### Listed records:
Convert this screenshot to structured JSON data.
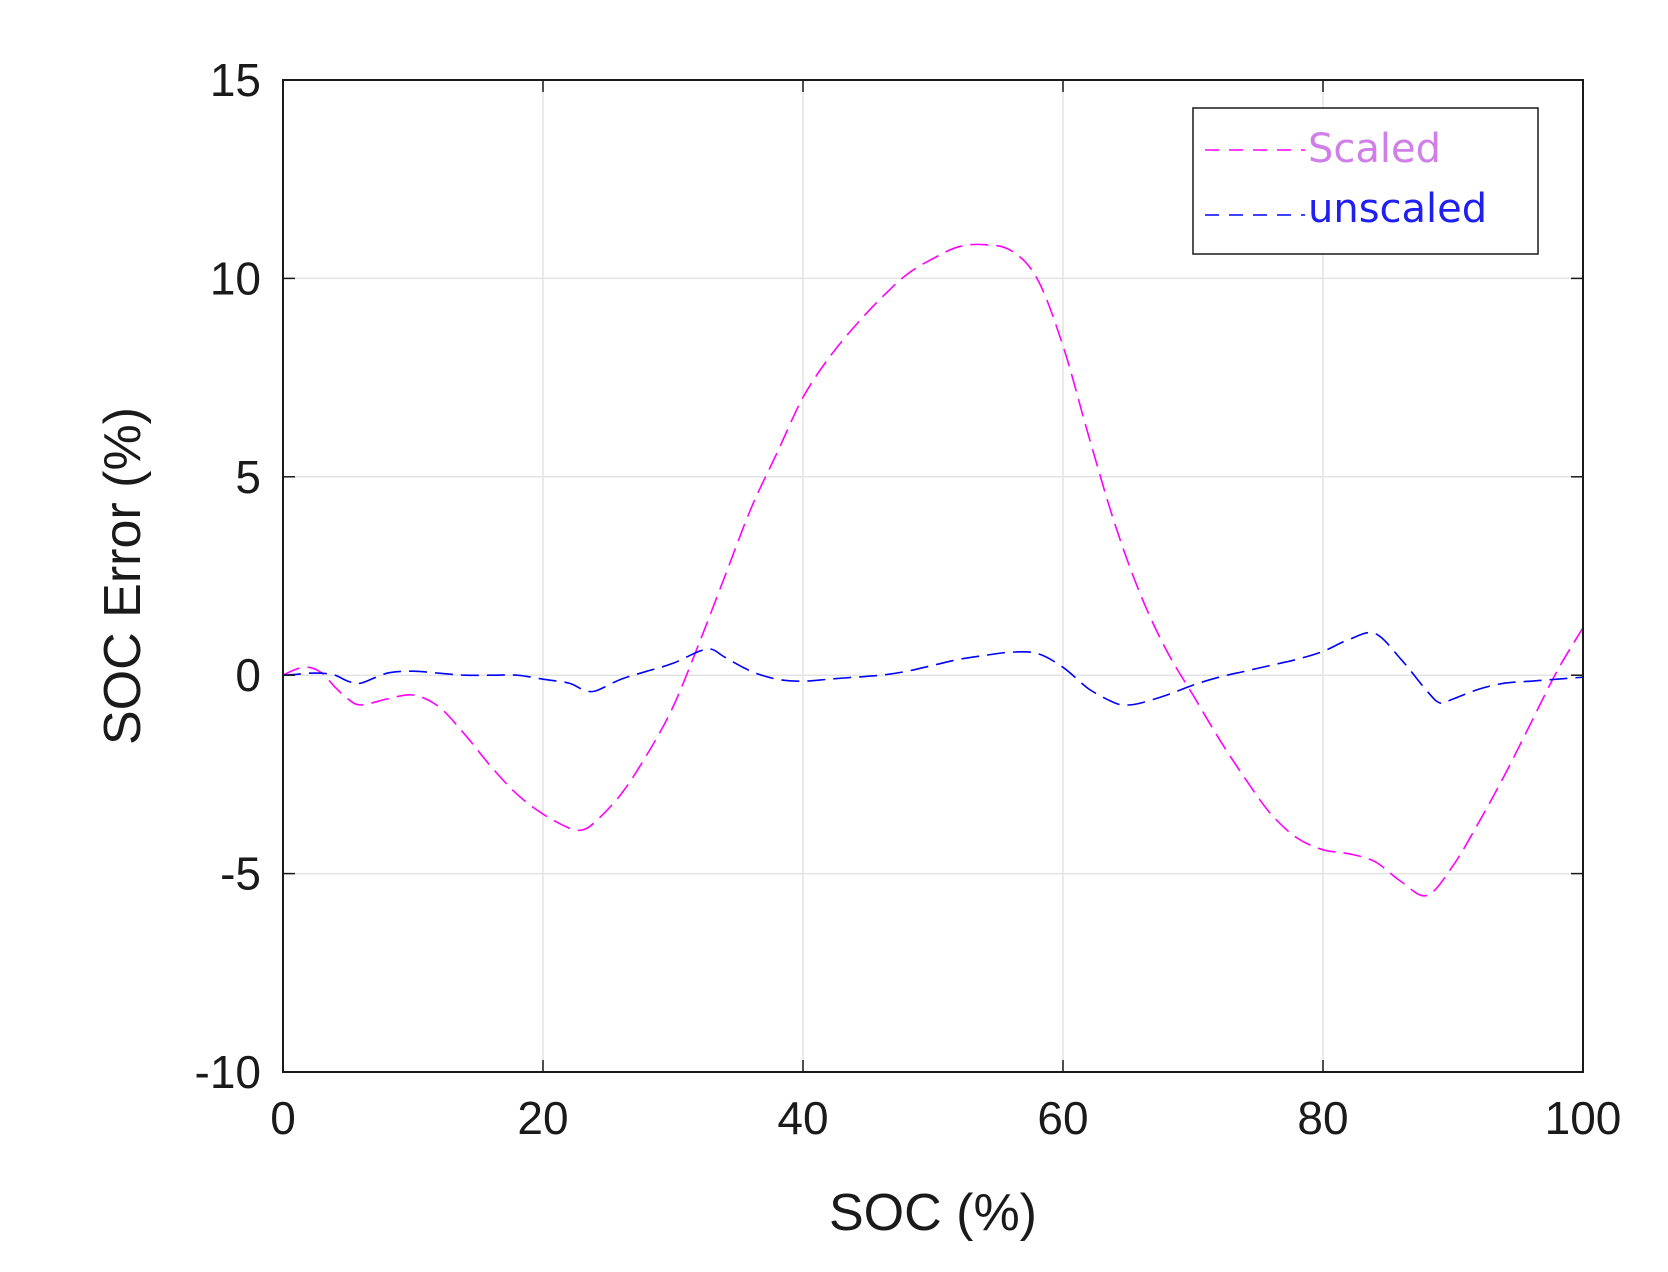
{
  "chart_data": {
    "type": "line",
    "title": "",
    "xlabel": "SOC (%)",
    "ylabel": "SOC Error (%)",
    "xlim": [
      0,
      100
    ],
    "ylim": [
      -10,
      15
    ],
    "xticks": [
      0,
      20,
      40,
      60,
      80,
      100
    ],
    "yticks": [
      -10,
      -5,
      0,
      5,
      10,
      15
    ],
    "xtick_labels": [
      "0",
      "20",
      "40",
      "60",
      "80",
      "100"
    ],
    "ytick_labels": [
      "-10",
      "-5",
      "0",
      "5",
      "10",
      "15"
    ],
    "grid": true,
    "legend_position": "top-right",
    "series": [
      {
        "name": "Scaled",
        "color": "#ff00ff",
        "legend_text_color": "#d07ee8",
        "line_style": "dashed",
        "x": [
          0,
          1,
          2,
          3,
          4,
          5,
          6,
          8,
          10,
          12,
          14,
          16,
          18,
          20,
          22,
          23,
          24,
          26,
          28,
          30,
          32,
          34,
          36,
          38,
          40,
          42,
          44,
          46,
          48,
          50,
          52,
          54,
          56,
          58,
          60,
          62,
          64,
          66,
          68,
          70,
          72,
          74,
          76,
          78,
          80,
          82,
          84,
          86,
          88,
          90,
          92,
          94,
          96,
          98,
          100
        ],
        "y": [
          0,
          0.15,
          0.2,
          0.05,
          -0.3,
          -0.6,
          -0.75,
          -0.6,
          -0.5,
          -0.8,
          -1.5,
          -2.3,
          -3.0,
          -3.5,
          -3.85,
          -3.9,
          -3.7,
          -3.0,
          -2.0,
          -0.8,
          0.8,
          2.5,
          4.2,
          5.6,
          7.0,
          8.0,
          8.8,
          9.5,
          10.1,
          10.5,
          10.8,
          10.85,
          10.7,
          10.0,
          8.3,
          6.0,
          3.8,
          2.0,
          0.6,
          -0.5,
          -1.6,
          -2.6,
          -3.5,
          -4.1,
          -4.4,
          -4.5,
          -4.7,
          -5.2,
          -5.55,
          -4.8,
          -3.7,
          -2.5,
          -1.2,
          0.1,
          1.2
        ]
      },
      {
        "name": "unscaled",
        "color": "#0000ff",
        "legend_text_color": "#1f1ff2",
        "line_style": "dashed",
        "x": [
          0,
          1,
          2,
          3,
          4,
          5,
          6,
          8,
          10,
          12,
          14,
          16,
          18,
          20,
          22,
          23,
          24,
          26,
          28,
          30,
          32,
          33,
          34,
          36,
          38,
          40,
          42,
          44,
          46,
          48,
          50,
          52,
          54,
          56,
          58,
          60,
          62,
          64,
          65,
          66,
          68,
          70,
          72,
          74,
          76,
          78,
          80,
          82,
          84,
          86,
          88,
          89,
          90,
          92,
          94,
          96,
          98,
          100
        ],
        "y": [
          0,
          0.02,
          0.05,
          0.05,
          0.0,
          -0.15,
          -0.2,
          0.05,
          0.1,
          0.05,
          0.0,
          0.0,
          0.0,
          -0.1,
          -0.2,
          -0.35,
          -0.4,
          -0.1,
          0.1,
          0.3,
          0.6,
          0.65,
          0.45,
          0.1,
          -0.1,
          -0.15,
          -0.1,
          -0.05,
          0.0,
          0.1,
          0.25,
          0.4,
          0.5,
          0.58,
          0.55,
          0.2,
          -0.35,
          -0.7,
          -0.75,
          -0.7,
          -0.5,
          -0.25,
          -0.05,
          0.1,
          0.25,
          0.4,
          0.6,
          0.9,
          1.05,
          0.4,
          -0.4,
          -0.7,
          -0.6,
          -0.35,
          -0.2,
          -0.15,
          -0.1,
          -0.05
        ]
      }
    ]
  }
}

### Exercise aim:
Skip the images and write out the rest of the listing exactly.

### Exercise response:
Convert this screenshot to structured JSON data.
{
  "chart_data": {
    "type": "line",
    "title": "",
    "xlabel": "SOC (%)",
    "ylabel": "SOC Error (%)",
    "xlim": [
      0,
      100
    ],
    "ylim": [
      -10,
      15
    ],
    "xticks": [
      0,
      20,
      40,
      60,
      80,
      100
    ],
    "yticks": [
      -10,
      -5,
      0,
      5,
      10,
      15
    ],
    "xtick_labels": [
      "0",
      "20",
      "40",
      "60",
      "80",
      "100"
    ],
    "ytick_labels": [
      "-10",
      "-5",
      "0",
      "5",
      "10",
      "15"
    ],
    "grid": true,
    "legend_position": "top-right",
    "series": [
      {
        "name": "Scaled",
        "color": "#ff00ff",
        "legend_text_color": "#d07ee8",
        "line_style": "dashed",
        "x": [
          0,
          1,
          2,
          3,
          4,
          5,
          6,
          8,
          10,
          12,
          14,
          16,
          18,
          20,
          22,
          23,
          24,
          26,
          28,
          30,
          32,
          34,
          36,
          38,
          40,
          42,
          44,
          46,
          48,
          50,
          52,
          54,
          56,
          58,
          60,
          62,
          64,
          66,
          68,
          70,
          72,
          74,
          76,
          78,
          80,
          82,
          84,
          86,
          88,
          90,
          92,
          94,
          96,
          98,
          100
        ],
        "y": [
          0,
          0.15,
          0.2,
          0.05,
          -0.3,
          -0.6,
          -0.75,
          -0.6,
          -0.5,
          -0.8,
          -1.5,
          -2.3,
          -3.0,
          -3.5,
          -3.85,
          -3.9,
          -3.7,
          -3.0,
          -2.0,
          -0.8,
          0.8,
          2.5,
          4.2,
          5.6,
          7.0,
          8.0,
          8.8,
          9.5,
          10.1,
          10.5,
          10.8,
          10.85,
          10.7,
          10.0,
          8.3,
          6.0,
          3.8,
          2.0,
          0.6,
          -0.5,
          -1.6,
          -2.6,
          -3.5,
          -4.1,
          -4.4,
          -4.5,
          -4.7,
          -5.2,
          -5.55,
          -4.8,
          -3.7,
          -2.5,
          -1.2,
          0.1,
          1.2
        ]
      },
      {
        "name": "unscaled",
        "color": "#0000ff",
        "legend_text_color": "#1f1ff2",
        "line_style": "dashed",
        "x": [
          0,
          1,
          2,
          3,
          4,
          5,
          6,
          8,
          10,
          12,
          14,
          16,
          18,
          20,
          22,
          23,
          24,
          26,
          28,
          30,
          32,
          33,
          34,
          36,
          38,
          40,
          42,
          44,
          46,
          48,
          50,
          52,
          54,
          56,
          58,
          60,
          62,
          64,
          65,
          66,
          68,
          70,
          72,
          74,
          76,
          78,
          80,
          82,
          84,
          86,
          88,
          89,
          90,
          92,
          94,
          96,
          98,
          100
        ],
        "y": [
          0,
          0.02,
          0.05,
          0.05,
          0.0,
          -0.15,
          -0.2,
          0.05,
          0.1,
          0.05,
          0.0,
          0.0,
          0.0,
          -0.1,
          -0.2,
          -0.35,
          -0.4,
          -0.1,
          0.1,
          0.3,
          0.6,
          0.65,
          0.45,
          0.1,
          -0.1,
          -0.15,
          -0.1,
          -0.05,
          0.0,
          0.1,
          0.25,
          0.4,
          0.5,
          0.58,
          0.55,
          0.2,
          -0.35,
          -0.7,
          -0.75,
          -0.7,
          -0.5,
          -0.25,
          -0.05,
          0.1,
          0.25,
          0.4,
          0.6,
          0.9,
          1.05,
          0.4,
          -0.4,
          -0.7,
          -0.6,
          -0.35,
          -0.2,
          -0.15,
          -0.1,
          -0.05
        ]
      }
    ]
  }
}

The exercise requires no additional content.